→ Items from a dataset
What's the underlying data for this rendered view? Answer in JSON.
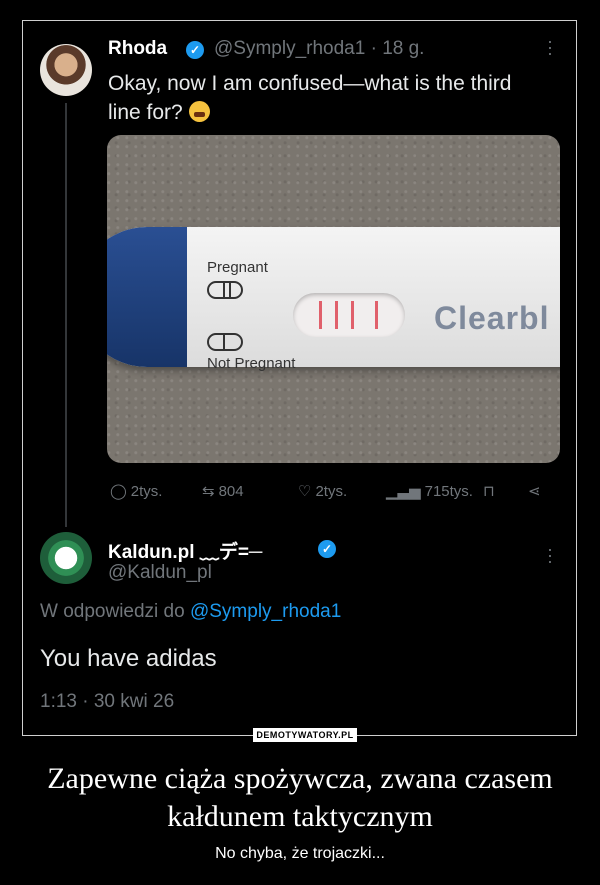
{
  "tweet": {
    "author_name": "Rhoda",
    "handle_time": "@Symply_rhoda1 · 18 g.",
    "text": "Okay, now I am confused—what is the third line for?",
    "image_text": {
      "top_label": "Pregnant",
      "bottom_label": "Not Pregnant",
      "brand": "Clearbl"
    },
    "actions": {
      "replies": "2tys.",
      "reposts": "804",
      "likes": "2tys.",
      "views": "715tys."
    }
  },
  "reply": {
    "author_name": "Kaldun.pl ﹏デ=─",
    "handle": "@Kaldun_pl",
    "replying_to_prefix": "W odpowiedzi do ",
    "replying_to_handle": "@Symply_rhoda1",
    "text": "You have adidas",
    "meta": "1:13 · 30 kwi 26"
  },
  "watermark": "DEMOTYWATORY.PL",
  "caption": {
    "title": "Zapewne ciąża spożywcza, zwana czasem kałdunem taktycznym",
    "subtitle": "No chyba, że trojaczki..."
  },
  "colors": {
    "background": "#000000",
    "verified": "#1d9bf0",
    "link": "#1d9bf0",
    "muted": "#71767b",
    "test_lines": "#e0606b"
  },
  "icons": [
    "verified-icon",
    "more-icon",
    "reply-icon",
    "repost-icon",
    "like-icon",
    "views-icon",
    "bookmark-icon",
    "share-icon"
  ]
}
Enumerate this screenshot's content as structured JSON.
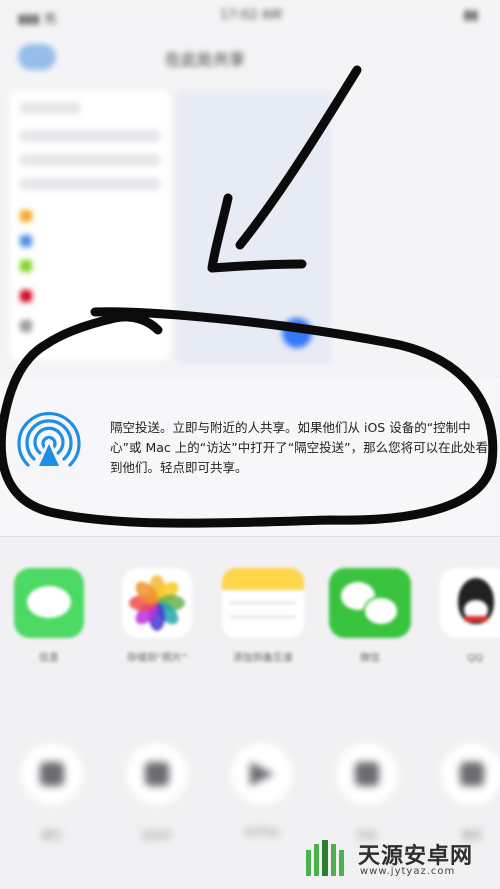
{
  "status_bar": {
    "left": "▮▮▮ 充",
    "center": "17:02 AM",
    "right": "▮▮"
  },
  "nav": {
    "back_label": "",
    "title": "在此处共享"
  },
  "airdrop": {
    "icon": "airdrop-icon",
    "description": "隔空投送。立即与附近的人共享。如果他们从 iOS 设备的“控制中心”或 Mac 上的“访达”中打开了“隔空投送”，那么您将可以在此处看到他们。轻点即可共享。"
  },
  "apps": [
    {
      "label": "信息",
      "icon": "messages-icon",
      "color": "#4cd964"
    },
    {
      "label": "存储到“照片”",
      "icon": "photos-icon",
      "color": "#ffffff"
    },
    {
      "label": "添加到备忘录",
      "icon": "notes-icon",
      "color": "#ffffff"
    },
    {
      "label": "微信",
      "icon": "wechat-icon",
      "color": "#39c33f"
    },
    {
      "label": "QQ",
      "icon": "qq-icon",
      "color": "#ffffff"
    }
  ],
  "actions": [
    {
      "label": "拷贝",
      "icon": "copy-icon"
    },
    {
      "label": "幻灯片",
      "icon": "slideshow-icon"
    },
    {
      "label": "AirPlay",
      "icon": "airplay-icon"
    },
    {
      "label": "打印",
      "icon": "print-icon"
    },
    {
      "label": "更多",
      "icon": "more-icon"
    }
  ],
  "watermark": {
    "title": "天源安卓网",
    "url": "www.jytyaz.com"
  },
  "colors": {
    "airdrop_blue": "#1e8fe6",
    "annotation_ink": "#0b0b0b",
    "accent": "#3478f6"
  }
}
--
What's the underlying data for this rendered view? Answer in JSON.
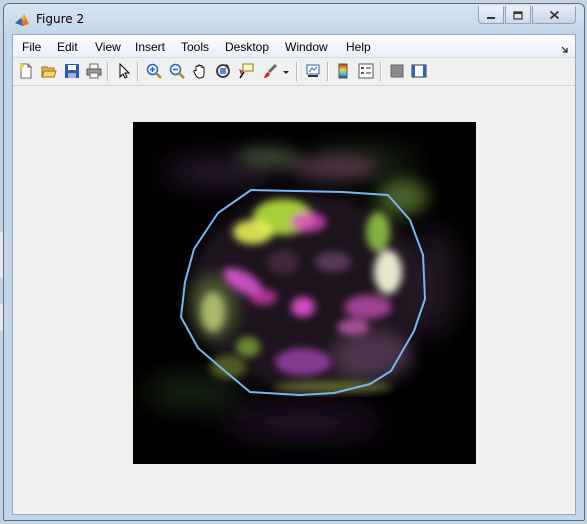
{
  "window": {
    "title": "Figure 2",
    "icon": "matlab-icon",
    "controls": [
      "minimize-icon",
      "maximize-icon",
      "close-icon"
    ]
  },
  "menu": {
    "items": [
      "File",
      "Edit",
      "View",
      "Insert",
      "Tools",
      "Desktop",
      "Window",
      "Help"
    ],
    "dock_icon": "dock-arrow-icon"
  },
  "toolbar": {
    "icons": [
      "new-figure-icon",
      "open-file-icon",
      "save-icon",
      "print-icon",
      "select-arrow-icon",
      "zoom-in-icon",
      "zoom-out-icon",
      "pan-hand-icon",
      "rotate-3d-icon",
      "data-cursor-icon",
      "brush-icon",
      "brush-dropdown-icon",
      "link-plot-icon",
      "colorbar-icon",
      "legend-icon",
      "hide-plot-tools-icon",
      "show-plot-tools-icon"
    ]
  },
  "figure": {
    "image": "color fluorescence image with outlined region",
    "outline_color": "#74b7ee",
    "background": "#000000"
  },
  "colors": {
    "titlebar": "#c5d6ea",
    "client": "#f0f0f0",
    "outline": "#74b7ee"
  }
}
--
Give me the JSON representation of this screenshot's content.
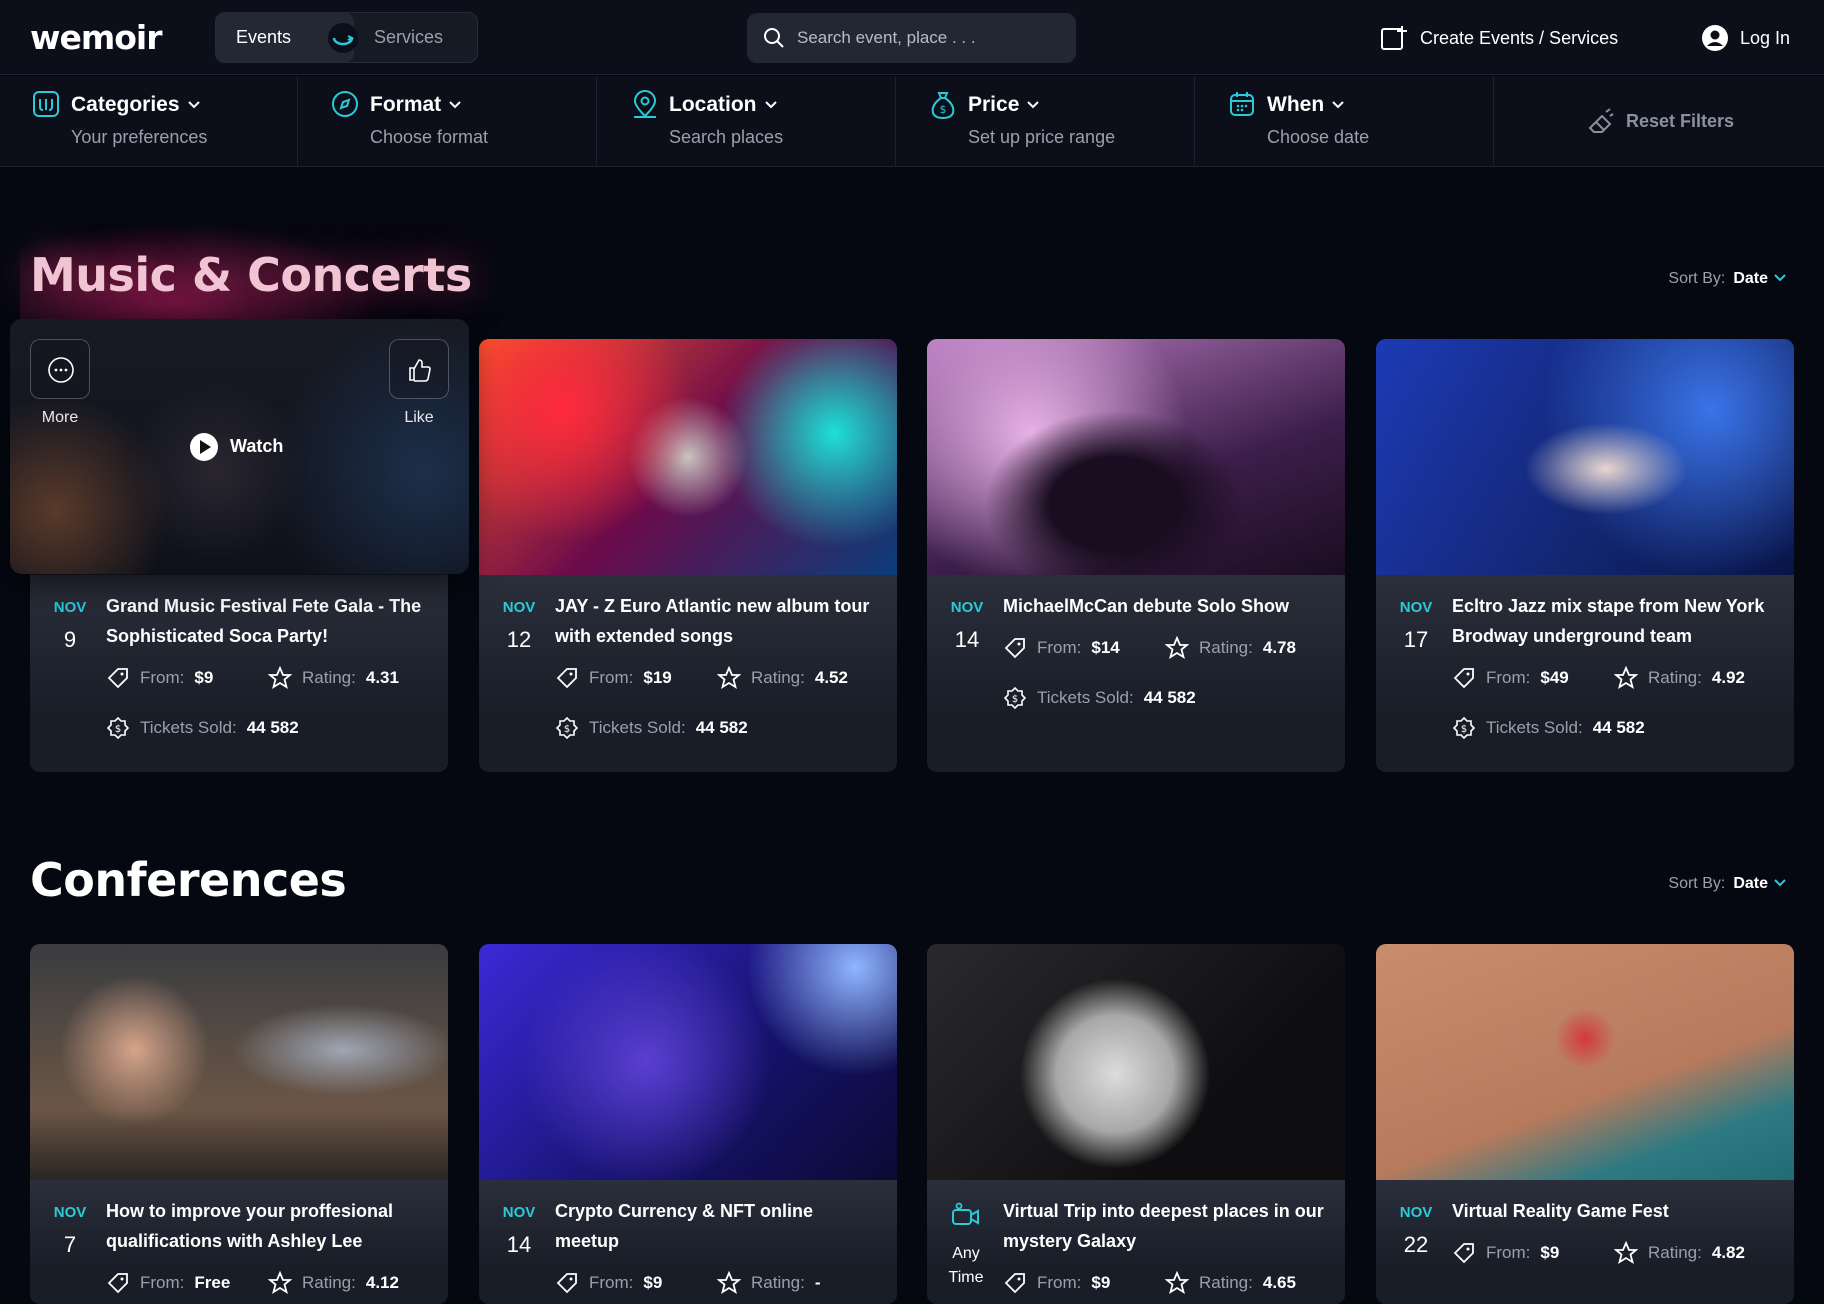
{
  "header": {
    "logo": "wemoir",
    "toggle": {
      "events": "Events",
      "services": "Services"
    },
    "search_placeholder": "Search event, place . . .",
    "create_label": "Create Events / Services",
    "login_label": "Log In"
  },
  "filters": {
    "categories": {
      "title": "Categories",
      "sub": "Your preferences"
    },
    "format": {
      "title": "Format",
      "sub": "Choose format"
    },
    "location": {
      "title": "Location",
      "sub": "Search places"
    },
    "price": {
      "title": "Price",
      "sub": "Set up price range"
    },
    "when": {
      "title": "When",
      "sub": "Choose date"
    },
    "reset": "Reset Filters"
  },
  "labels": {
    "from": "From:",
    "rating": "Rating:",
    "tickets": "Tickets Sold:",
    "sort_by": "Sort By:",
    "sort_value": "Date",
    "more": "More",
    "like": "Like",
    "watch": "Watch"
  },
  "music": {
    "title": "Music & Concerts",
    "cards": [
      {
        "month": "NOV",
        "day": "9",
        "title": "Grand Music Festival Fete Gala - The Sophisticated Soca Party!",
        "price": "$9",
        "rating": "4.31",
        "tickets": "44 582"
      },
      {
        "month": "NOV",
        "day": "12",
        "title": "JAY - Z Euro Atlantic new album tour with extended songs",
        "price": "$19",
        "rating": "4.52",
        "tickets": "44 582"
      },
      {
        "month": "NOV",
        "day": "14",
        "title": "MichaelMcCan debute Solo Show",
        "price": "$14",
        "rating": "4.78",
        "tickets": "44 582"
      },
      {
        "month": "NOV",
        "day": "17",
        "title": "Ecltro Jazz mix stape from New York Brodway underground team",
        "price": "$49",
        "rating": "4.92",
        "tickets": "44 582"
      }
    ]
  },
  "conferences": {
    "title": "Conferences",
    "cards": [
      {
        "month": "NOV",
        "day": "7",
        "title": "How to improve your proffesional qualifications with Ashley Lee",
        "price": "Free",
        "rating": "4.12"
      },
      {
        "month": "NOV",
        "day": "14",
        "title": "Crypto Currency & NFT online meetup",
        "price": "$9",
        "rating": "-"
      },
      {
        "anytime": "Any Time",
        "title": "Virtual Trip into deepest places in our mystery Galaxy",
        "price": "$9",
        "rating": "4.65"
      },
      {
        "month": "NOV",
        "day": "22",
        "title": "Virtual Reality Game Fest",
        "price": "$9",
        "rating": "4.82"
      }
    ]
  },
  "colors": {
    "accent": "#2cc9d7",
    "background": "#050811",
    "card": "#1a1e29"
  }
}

→ Work to do
From the records, copy every line that has the string "content" in it.

→ Expected answer
Enumerate this screenshot's content as structured JSON.
Give me the JSON representation of this screenshot's content.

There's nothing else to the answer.